PROBLEM DESCRIPTION:
In the listing below, how many lines contain the word "page"? Please respond with the number only.

DATA SHOWN:
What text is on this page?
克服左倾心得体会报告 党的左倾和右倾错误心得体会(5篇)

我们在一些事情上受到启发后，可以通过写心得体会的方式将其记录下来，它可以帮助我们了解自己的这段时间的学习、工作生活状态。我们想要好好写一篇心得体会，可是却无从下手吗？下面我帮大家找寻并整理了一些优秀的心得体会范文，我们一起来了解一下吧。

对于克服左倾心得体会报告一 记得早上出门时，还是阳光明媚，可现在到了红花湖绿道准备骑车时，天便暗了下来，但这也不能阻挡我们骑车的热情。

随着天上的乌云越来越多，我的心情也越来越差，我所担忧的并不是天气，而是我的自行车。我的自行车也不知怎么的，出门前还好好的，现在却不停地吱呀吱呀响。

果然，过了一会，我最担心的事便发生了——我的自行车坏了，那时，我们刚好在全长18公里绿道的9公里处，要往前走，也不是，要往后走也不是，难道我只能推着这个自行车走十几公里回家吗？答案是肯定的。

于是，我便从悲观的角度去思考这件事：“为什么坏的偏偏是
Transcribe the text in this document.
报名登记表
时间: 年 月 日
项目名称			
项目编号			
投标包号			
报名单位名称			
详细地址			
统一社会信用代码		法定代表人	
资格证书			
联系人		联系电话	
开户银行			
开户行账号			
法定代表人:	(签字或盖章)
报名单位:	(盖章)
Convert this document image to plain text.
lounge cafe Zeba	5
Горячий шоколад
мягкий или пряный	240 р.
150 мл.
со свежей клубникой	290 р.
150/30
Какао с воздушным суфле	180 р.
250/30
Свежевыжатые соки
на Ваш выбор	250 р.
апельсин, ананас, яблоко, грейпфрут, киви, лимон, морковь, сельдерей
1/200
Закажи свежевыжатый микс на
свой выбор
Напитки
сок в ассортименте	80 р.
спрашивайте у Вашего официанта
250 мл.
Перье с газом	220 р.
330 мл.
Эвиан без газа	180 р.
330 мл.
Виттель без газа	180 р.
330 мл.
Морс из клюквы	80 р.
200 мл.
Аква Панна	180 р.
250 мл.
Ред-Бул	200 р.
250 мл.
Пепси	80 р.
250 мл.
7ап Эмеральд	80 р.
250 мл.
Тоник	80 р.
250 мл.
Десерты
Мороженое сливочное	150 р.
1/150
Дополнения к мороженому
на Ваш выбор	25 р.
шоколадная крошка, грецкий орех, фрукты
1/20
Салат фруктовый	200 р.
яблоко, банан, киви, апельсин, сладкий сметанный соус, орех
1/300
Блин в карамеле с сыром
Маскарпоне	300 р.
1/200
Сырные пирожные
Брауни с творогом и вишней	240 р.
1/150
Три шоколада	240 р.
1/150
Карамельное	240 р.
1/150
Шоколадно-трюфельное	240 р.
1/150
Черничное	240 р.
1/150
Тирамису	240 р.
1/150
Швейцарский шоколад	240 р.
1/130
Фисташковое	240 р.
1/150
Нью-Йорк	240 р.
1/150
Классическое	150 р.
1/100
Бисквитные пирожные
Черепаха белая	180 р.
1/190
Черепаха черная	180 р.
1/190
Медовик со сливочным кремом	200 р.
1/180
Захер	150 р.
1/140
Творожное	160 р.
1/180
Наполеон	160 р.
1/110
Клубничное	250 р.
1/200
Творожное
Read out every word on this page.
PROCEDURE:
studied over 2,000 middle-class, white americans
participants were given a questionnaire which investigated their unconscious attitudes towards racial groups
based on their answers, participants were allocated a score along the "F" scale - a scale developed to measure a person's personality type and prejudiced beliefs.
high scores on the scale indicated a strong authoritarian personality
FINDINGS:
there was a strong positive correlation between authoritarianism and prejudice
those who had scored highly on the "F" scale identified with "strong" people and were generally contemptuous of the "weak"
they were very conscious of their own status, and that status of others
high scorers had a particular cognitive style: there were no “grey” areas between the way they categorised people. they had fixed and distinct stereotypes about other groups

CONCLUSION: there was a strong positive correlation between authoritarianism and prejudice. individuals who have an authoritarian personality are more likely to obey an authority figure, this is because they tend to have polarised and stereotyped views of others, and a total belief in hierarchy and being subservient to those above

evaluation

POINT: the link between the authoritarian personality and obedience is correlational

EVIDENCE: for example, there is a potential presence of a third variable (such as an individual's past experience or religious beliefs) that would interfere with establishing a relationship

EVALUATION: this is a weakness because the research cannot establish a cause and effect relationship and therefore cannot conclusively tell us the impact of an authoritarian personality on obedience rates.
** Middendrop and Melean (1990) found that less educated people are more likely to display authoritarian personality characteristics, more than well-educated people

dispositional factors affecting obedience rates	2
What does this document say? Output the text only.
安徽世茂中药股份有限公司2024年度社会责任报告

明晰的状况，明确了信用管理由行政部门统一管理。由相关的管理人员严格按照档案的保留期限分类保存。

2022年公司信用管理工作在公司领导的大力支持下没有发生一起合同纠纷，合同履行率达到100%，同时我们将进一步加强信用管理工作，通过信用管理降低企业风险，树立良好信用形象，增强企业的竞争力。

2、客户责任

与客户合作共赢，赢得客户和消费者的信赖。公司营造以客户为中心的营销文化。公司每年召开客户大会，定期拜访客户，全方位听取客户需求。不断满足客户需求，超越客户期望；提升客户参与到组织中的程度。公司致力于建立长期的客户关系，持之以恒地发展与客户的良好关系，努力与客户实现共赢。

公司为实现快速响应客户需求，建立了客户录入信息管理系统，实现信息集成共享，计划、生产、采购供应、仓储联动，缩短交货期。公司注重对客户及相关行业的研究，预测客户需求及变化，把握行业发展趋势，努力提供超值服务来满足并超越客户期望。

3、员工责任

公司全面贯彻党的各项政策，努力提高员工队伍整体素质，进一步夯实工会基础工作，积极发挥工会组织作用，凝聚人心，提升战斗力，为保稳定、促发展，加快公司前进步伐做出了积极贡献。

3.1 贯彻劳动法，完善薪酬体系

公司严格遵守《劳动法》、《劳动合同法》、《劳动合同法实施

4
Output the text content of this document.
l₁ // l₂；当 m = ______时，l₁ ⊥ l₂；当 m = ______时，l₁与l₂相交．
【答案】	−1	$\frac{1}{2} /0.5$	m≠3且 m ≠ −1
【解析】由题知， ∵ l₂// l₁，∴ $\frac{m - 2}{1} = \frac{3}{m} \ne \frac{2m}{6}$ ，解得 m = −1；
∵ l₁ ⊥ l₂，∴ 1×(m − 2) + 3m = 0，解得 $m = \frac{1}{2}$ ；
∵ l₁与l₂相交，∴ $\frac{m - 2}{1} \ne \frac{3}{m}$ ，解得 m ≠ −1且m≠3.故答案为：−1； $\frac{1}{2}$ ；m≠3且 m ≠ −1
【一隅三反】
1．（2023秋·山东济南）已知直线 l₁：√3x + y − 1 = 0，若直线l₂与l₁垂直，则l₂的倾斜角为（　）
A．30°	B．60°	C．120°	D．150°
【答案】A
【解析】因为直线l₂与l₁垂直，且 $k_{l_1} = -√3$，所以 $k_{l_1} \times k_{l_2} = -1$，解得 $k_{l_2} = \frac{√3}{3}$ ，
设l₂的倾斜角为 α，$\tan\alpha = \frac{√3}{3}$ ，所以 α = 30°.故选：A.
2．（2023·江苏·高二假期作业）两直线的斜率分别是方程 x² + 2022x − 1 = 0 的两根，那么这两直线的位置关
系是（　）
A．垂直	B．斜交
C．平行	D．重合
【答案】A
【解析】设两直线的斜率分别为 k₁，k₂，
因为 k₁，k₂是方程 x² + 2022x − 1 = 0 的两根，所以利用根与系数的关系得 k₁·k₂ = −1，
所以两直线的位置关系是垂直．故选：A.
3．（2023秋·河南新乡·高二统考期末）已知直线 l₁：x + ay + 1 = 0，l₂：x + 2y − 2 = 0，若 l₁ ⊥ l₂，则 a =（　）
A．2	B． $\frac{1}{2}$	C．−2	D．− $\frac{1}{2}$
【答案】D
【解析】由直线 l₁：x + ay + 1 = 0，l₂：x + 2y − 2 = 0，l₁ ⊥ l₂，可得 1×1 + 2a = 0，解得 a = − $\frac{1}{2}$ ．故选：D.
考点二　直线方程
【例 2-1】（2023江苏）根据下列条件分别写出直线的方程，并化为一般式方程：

TASK OUTPUT:
2